SHORT EXERCISE: All of the data needs to be repeated exactly.

RECORDS SUPPLIED:
★ ★ ★ ★

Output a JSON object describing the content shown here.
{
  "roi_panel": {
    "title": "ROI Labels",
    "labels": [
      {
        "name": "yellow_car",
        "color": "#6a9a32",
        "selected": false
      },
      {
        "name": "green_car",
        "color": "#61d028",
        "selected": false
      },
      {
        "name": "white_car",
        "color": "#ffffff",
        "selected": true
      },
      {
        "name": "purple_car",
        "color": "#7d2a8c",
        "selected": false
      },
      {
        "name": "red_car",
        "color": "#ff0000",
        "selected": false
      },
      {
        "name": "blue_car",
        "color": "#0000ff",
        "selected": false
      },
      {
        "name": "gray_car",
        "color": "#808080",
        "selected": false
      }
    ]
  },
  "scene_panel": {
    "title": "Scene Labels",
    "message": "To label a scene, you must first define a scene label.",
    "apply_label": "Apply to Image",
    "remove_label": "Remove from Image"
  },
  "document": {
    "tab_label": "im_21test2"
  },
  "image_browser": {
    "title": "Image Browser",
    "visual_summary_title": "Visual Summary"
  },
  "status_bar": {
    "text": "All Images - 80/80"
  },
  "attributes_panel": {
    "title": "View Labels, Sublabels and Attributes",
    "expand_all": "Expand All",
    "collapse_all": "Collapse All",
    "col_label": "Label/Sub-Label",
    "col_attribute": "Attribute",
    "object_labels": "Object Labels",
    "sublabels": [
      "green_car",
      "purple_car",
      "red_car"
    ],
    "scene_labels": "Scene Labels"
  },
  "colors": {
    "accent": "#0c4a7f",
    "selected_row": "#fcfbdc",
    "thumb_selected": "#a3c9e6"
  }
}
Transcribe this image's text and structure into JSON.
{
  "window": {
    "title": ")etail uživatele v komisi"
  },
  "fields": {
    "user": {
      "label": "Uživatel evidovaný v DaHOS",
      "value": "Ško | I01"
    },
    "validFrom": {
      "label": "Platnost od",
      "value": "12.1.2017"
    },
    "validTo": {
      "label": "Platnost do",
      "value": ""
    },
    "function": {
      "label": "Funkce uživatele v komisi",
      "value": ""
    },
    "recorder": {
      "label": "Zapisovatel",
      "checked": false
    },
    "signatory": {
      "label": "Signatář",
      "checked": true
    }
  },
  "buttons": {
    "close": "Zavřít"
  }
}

★ ★ ★ ★

ANSWER FOR THIS EXERCISE:
Output a JSON object describing the content shown here.
{
  "roi_panel": {
    "title": "ROI Labels",
    "labels": [
      {
        "name": "yellow_car",
        "color": "#6a9a32",
        "selected": false
      },
      {
        "name": "green_car",
        "color": "#61d028",
        "selected": false
      },
      {
        "name": "white_car",
        "color": "#ffffff",
        "selected": true
      },
      {
        "name": "purple_car",
        "color": "#7d2a8c",
        "selected": false
      },
      {
        "name": "red_car",
        "color": "#ff0000",
        "selected": false
      },
      {
        "name": "blue_car",
        "color": "#0000ff",
        "selected": false
      },
      {
        "name": "gray_car",
        "color": "#808080",
        "selected": false
      }
    ]
  },
  "scene_panel": {
    "title": "Scene Labels",
    "message": "To label a scene, you must first define a scene label.",
    "apply_label": "Apply to Image",
    "remove_label": "Remove from Image"
  },
  "document": {
    "tab_label": "im_21test2"
  },
  "image_browser": {
    "title": "Image Browser",
    "visual_summary_title": "Visual Summary"
  },
  "status_bar": {
    "text": "All Images - 80/80"
  },
  "attributes_panel": {
    "title": "View Labels, Sublabels and Attributes",
    "expand_all": "Expand All",
    "collapse_all": "Collapse All",
    "col_label": "Label/Sub-Label",
    "col_attribute": "Attribute",
    "object_labels": "Object Labels",
    "sublabels": [
      "green_car",
      "purple_car",
      "red_car"
    ],
    "scene_labels": "Scene Labels"
  },
  "colors": {
    "accent": "#0c4a7f",
    "selected_row": "#fcfbdc",
    "thumb_selected": "#a3c9e6"
  }
}
Transcribe this image's text and structure into JSON.
{
  "window": {
    "title": ")etail uživatele v komisi"
  },
  "fields": {
    "user": {
      "label": "Uživatel evidovaný v DaHOS",
      "value": "Ško | I01"
    },
    "validFrom": {
      "label": "Platnost od",
      "value": "12.1.2017"
    },
    "validTo": {
      "label": "Platnost do",
      "value": ""
    },
    "function": {
      "label": "Funkce uživatele v komisi",
      "value": ""
    },
    "recorder": {
      "label": "Zapisovatel",
      "checked": false
    },
    "signatory": {
      "label": "Signatář",
      "checked": true
    }
  },
  "buttons": {
    "close": "Zavřít"
  }
}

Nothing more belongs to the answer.